[EXERCISE AIM]
Every line that contains the word "Cabo" should be copied.

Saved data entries
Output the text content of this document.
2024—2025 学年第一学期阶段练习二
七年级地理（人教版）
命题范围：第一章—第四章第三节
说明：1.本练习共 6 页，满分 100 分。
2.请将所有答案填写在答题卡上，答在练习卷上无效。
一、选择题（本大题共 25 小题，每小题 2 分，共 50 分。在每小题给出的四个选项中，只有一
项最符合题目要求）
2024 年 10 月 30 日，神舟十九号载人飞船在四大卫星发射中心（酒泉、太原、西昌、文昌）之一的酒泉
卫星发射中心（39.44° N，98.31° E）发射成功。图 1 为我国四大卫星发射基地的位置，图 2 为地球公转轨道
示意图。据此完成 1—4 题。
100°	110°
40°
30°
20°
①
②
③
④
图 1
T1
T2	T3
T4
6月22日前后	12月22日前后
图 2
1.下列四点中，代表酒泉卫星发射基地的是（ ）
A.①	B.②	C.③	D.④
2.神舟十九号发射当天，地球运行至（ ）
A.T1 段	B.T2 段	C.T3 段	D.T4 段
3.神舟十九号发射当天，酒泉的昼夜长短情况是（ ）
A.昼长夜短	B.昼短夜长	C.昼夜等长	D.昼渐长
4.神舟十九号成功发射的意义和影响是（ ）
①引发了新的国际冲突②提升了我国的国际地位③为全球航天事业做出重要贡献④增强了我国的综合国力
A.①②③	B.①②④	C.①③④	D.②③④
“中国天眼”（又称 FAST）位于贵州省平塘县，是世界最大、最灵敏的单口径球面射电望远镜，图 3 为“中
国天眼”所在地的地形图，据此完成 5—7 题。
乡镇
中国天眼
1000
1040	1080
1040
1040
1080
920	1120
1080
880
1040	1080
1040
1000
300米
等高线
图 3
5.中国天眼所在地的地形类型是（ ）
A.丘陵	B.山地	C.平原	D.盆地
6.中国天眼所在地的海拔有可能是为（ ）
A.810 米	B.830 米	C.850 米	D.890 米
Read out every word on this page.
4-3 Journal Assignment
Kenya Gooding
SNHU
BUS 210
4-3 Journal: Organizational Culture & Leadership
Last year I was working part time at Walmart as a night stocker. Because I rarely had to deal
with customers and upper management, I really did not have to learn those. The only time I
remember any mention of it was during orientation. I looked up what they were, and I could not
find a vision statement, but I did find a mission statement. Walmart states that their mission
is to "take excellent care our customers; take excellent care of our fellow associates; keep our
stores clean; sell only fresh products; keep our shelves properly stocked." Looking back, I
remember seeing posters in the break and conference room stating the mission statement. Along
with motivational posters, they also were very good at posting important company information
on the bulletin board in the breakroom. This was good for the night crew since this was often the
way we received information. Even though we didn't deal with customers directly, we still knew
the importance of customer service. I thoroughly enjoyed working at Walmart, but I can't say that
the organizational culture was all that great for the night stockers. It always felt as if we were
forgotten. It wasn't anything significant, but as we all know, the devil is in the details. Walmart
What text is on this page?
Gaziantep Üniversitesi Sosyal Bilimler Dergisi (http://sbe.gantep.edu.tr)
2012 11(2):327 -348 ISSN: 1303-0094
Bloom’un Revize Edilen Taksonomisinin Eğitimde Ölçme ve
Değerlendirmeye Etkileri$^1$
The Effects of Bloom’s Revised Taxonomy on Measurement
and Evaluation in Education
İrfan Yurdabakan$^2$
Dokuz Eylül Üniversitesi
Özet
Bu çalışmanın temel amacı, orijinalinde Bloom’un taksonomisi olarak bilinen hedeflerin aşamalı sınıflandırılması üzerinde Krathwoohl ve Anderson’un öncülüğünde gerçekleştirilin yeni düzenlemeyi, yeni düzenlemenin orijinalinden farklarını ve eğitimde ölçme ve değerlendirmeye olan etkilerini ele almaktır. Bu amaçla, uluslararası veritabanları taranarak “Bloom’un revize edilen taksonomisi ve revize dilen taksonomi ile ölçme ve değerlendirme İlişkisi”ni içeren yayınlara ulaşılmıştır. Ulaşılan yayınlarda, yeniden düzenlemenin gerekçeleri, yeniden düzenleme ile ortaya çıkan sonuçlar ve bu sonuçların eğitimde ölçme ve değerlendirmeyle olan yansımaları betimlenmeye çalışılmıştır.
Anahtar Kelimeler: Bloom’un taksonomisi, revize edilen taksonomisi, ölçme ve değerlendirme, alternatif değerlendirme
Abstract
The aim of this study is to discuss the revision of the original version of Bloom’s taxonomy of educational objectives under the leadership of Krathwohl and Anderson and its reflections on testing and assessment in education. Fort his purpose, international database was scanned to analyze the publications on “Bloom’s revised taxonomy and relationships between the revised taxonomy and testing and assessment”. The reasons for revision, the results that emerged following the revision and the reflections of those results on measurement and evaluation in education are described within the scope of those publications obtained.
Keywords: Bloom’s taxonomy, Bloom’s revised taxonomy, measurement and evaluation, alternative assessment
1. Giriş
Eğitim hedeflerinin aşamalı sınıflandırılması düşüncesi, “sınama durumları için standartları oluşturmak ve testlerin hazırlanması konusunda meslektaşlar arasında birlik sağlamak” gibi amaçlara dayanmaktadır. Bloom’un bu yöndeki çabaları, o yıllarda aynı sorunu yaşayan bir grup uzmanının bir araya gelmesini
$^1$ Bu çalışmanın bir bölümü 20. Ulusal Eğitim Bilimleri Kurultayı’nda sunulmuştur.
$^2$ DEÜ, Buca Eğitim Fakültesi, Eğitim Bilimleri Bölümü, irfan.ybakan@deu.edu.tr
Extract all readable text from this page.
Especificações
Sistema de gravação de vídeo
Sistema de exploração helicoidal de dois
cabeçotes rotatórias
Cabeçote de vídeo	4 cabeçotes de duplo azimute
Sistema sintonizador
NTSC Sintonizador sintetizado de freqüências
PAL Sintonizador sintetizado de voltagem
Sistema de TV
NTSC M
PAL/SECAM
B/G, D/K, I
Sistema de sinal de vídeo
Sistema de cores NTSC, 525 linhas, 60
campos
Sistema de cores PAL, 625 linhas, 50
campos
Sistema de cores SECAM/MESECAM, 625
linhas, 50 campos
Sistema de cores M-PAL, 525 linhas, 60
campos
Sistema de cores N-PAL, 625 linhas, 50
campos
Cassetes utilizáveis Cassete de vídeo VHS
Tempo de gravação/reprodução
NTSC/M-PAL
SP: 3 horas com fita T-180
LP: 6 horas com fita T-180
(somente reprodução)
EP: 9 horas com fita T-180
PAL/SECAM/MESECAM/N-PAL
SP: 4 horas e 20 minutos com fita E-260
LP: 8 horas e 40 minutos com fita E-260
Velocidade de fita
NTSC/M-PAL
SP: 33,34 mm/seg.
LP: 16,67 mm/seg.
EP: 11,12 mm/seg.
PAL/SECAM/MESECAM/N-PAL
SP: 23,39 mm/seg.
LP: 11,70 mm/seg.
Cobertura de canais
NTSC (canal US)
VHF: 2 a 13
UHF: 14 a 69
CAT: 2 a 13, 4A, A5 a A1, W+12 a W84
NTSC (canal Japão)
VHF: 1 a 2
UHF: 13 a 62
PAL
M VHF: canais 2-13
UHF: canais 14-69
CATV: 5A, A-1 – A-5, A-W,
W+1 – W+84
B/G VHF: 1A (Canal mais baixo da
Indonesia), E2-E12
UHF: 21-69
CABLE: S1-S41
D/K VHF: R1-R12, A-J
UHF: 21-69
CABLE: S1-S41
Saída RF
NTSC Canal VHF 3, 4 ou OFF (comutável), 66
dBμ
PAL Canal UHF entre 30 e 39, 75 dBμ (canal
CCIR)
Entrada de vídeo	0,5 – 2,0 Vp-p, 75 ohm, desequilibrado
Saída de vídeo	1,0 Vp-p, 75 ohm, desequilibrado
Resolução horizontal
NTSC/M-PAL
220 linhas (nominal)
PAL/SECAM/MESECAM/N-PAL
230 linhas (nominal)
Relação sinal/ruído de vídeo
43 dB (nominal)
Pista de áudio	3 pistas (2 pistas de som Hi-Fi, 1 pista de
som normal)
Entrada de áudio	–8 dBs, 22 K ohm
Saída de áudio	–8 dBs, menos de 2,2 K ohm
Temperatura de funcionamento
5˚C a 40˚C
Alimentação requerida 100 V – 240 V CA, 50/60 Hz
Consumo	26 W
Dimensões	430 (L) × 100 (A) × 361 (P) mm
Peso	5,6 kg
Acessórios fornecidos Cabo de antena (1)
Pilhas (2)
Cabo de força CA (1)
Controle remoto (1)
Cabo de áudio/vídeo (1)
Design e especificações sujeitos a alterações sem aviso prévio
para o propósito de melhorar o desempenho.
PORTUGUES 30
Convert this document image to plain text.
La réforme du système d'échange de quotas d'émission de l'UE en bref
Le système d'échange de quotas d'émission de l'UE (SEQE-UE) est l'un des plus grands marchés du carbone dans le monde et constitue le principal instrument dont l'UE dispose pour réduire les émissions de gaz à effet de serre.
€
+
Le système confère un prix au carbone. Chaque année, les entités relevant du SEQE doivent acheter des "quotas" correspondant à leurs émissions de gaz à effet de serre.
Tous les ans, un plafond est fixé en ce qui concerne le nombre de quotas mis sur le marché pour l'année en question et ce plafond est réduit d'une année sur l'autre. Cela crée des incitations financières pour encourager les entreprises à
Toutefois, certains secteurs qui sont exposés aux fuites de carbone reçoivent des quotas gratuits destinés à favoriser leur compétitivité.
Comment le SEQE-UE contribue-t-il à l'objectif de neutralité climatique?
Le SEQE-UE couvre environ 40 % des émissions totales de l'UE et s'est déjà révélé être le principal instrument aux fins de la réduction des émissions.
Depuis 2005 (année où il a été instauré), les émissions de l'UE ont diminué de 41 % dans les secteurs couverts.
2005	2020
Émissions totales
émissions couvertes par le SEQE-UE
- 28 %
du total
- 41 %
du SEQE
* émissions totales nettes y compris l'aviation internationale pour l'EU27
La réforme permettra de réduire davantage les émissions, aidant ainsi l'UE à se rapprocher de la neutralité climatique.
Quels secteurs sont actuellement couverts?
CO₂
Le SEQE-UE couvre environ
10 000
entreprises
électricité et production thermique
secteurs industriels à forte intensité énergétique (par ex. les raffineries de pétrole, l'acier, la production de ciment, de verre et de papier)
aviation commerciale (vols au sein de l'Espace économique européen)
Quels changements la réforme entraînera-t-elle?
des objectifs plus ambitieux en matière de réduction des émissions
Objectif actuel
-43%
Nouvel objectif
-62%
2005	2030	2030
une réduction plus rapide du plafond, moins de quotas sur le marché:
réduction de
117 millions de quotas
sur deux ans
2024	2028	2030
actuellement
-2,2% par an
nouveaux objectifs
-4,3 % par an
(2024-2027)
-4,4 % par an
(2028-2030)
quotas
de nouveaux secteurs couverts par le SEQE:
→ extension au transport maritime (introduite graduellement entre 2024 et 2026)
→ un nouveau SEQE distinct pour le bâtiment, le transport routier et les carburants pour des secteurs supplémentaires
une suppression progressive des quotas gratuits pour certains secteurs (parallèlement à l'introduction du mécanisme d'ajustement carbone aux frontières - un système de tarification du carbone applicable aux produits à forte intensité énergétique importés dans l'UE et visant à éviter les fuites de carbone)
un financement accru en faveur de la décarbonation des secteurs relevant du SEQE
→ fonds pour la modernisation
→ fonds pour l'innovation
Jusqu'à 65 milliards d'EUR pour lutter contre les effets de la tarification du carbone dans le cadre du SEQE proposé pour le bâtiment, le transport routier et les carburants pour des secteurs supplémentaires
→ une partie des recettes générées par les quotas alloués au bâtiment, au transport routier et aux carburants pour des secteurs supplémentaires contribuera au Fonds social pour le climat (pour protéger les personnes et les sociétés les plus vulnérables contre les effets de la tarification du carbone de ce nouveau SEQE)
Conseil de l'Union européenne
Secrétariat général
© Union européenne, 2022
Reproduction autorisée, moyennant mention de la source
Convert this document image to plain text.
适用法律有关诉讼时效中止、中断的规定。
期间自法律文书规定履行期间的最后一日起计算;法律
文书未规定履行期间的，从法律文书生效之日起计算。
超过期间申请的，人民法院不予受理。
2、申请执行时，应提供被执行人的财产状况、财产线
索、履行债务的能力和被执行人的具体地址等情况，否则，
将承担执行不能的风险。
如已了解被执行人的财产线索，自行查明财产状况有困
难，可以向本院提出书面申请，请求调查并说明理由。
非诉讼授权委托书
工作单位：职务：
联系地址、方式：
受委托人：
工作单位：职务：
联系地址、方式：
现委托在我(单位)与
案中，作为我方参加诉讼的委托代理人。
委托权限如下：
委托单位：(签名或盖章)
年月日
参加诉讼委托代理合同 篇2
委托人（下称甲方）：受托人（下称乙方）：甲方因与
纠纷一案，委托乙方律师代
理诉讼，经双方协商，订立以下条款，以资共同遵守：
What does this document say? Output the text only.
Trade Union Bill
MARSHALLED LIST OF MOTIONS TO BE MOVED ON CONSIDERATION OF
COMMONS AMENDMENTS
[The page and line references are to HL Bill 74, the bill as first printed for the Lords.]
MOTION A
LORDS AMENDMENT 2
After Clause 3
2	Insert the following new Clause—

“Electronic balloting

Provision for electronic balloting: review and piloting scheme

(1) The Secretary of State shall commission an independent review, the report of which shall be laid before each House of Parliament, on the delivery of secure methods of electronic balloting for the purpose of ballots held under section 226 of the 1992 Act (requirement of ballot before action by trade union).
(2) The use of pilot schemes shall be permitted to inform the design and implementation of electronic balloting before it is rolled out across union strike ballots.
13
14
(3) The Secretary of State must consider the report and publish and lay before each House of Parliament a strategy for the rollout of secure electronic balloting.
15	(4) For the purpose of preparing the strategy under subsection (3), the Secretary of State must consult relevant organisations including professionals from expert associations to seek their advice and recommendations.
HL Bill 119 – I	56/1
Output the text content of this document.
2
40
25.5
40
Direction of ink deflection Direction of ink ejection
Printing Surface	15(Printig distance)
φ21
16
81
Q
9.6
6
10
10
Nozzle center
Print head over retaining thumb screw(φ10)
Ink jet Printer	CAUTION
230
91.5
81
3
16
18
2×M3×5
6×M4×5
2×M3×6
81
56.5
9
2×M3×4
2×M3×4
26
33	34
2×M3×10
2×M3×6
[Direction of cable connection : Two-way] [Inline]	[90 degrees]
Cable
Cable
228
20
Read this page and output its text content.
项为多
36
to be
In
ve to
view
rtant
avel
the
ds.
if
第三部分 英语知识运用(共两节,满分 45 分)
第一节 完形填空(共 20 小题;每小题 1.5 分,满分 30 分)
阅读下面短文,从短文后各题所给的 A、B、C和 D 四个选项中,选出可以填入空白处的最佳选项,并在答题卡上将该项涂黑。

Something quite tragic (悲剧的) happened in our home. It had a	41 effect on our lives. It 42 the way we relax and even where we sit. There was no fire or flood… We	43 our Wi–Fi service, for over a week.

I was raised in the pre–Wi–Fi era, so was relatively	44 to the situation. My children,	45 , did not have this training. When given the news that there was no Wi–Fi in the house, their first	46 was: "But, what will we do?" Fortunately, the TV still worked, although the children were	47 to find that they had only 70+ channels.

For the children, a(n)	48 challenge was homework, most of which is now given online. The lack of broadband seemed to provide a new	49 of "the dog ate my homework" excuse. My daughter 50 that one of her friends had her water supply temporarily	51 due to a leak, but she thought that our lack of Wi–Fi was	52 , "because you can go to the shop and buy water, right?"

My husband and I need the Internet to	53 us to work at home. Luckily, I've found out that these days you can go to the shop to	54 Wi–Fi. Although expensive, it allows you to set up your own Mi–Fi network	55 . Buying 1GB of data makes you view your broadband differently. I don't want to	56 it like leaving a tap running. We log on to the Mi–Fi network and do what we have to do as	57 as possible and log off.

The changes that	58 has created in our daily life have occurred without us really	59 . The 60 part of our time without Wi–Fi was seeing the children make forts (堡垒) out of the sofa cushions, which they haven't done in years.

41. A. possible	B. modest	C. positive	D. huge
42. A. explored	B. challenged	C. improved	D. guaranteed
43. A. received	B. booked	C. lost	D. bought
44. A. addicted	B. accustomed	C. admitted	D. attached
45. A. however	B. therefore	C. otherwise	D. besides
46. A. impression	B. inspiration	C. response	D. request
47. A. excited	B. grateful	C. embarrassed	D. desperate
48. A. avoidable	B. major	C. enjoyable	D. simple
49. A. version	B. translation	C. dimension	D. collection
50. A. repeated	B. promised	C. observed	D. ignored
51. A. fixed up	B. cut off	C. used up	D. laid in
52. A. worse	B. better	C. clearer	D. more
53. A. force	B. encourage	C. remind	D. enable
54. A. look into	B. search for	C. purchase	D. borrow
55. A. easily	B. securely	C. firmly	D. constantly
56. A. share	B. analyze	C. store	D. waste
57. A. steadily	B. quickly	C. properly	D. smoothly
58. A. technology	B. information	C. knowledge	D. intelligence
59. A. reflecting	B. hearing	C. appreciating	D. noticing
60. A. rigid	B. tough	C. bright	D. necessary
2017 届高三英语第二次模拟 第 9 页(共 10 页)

[REPLY]
Acessórios fornecidos Cabo de antena (1)
Cabo de força CA (1)
Cabo de áudio/vídeo (1)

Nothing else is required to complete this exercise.